BRIEF |
Give the listing below again in full, exactly as written.

Saved entries:

-- START --

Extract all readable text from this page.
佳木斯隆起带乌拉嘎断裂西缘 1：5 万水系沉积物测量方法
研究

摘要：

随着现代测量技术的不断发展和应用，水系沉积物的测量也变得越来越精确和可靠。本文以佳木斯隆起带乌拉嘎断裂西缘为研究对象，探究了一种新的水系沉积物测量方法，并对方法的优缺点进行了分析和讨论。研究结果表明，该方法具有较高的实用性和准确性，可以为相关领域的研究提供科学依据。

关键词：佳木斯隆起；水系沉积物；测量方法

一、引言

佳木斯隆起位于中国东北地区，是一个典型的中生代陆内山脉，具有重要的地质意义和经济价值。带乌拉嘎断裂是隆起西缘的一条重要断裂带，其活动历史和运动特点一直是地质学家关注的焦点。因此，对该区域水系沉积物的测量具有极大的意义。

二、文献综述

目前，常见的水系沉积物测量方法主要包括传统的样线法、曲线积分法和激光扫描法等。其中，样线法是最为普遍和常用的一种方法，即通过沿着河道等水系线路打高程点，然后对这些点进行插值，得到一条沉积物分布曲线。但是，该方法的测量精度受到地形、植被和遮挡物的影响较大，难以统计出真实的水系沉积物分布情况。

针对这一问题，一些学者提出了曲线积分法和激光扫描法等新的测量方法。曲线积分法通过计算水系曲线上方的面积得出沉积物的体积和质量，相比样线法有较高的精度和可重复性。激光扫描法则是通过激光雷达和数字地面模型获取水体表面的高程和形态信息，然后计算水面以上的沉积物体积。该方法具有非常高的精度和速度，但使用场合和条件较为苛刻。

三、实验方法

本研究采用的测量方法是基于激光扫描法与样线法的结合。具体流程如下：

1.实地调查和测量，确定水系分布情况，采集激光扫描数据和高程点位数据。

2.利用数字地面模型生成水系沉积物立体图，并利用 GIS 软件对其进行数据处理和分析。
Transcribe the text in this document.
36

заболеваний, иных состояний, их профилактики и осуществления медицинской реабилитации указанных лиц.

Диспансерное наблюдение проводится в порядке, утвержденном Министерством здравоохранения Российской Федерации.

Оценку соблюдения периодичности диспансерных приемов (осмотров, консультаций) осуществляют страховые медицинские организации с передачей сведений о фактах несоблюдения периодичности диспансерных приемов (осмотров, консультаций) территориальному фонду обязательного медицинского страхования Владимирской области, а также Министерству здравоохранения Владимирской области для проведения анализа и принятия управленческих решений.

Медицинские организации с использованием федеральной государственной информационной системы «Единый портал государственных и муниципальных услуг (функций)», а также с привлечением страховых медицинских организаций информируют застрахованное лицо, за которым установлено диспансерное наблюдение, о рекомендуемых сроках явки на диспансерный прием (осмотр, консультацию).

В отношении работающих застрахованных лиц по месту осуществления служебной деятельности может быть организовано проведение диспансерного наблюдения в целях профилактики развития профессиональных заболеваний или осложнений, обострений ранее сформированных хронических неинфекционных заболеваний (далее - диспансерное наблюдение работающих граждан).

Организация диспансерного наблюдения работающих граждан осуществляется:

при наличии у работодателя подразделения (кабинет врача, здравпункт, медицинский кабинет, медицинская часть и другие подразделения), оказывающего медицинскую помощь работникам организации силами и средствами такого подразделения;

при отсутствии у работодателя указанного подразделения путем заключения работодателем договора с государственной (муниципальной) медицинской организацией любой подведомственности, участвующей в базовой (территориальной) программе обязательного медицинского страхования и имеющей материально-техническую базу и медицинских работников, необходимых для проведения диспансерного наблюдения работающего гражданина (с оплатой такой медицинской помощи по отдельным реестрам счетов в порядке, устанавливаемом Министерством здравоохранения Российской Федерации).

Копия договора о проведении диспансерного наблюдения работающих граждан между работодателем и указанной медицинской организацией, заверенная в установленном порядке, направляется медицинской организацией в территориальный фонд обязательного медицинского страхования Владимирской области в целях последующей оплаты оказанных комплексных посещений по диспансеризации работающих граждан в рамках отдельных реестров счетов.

-- END --

TASK RESPONSE |
Extract all readable text from this page.
佳木斯隆起带乌拉嘎断裂西缘 1：5 万水系沉积物测量方法
研究

摘要：

随着现代测量技术的不断发展和应用，水系沉积物的测量也变得越来越精确和可靠。本文以佳木斯隆起带乌拉嘎断裂西缘为研究对象，探究了一种新的水系沉积物测量方法，并对方法的优缺点进行了分析和讨论。研究结果表明，该方法具有较高的实用性和准确性，可以为相关领域的研究提供科学依据。

关键词：佳木斯隆起；水系沉积物；测量方法

一、引言

佳木斯隆起位于中国东北地区，是一个典型的中生代陆内山脉，具有重要的地质意义和经济价值。带乌拉嘎断裂是隆起西缘的一条重要断裂带，其活动历史和运动特点一直是地质学家关注的焦点。因此，对该区域水系沉积物的测量具有极大的意义。

二、文献综述

目前，常见的水系沉积物测量方法主要包括传统的样线法、曲线积分法和激光扫描法等。其中，样线法是最为普遍和常用的一种方法，即通过沿着河道等水系线路打高程点，然后对这些点进行插值，得到一条沉积物分布曲线。但是，该方法的测量精度受到地形、植被和遮挡物的影响较大，难以统计出真实的水系沉积物分布情况。

针对这一问题，一些学者提出了曲线积分法和激光扫描法等新的测量方法。曲线积分法通过计算水系曲线上方的面积得出沉积物的体积和质量，相比样线法有较高的精度和可重复性。激光扫描法则是通过激光雷达和数字地面模型获取水体表面的高程和形态信息，然后计算水面以上的沉积物体积。该方法具有非常高的精度和速度，但使用场合和条件较为苛刻。

三、实验方法

本研究采用的测量方法是基于激光扫描法与样线法的结合。具体流程如下：

1.实地调查和测量，确定水系分布情况，采集激光扫描数据和高程点位数据。

2.利用数字地面模型生成水系沉积物立体图，并利用 GIS 软件对其进行数据处理和分析。
Transcribe the text in this document.
36

заболеваний, иных состояний, их профилактики и осуществления медицинской реабилитации указанных лиц.

Диспансерное наблюдение проводится в порядке, утвержденном Министерством здравоохранения Российской Федерации.

Оценку соблюдения периодичности диспансерных приемов (осмотров, консультаций) осуществляют страховые медицинские организации с передачей сведений о фактах несоблюдения периодичности диспансерных приемов (осмотров, консультаций) территориальному фонду обязательного медицинского страхования Владимирской области, а также Министерству здравоохранения Владимирской области для проведения анализа и принятия управленческих решений.

Медицинские организации с использованием федеральной государственной информационной системы «Единый портал государственных и муниципальных услуг (функций)», а также с привлечением страховых медицинских организаций информируют застрахованное лицо, за которым установлено диспансерное наблюдение, о рекомендуемых сроках явки на диспансерный прием (осмотр, консультацию).

В отношении работающих застрахованных лиц по месту осуществления служебной деятельности может быть организовано проведение диспансерного наблюдения в целях профилактики развития профессиональных заболеваний или осложнений, обострений ранее сформированных хронических неинфекционных заболеваний (далее - диспансерное наблюдение работающих граждан).

Организация диспансерного наблюдения работающих граждан осуществляется:

при наличии у работодателя подразделения (кабинет врача, здравпункт, медицинский кабинет, медицинская часть и другие подразделения), оказывающего медицинскую помощь работникам организации силами и средствами такого подразделения;

при отсутствии у работодателя указанного подразделения путем заключения работодателем договора с государственной (муниципальной) медицинской организацией любой подведомственности, участвующей в базовой (территориальной) программе обязательного медицинского страхования и имеющей материально-техническую базу и медицинских работников, необходимых для проведения диспансерного наблюдения работающего гражданина (с оплатой такой медицинской помощи по отдельным реестрам счетов в порядке, устанавливаемом Министерством здравоохранения Российской Федерации).

Копия договора о проведении диспансерного наблюдения работающих граждан между работодателем и указанной медицинской организацией, заверенная в установленном порядке, направляется медицинской организацией в территориальный фонд обязательного медицинского страхования Владимирской области в целях последующей оплаты оказанных комплексных посещений по диспансеризации работающих граждан в рамках отдельных реестров счетов.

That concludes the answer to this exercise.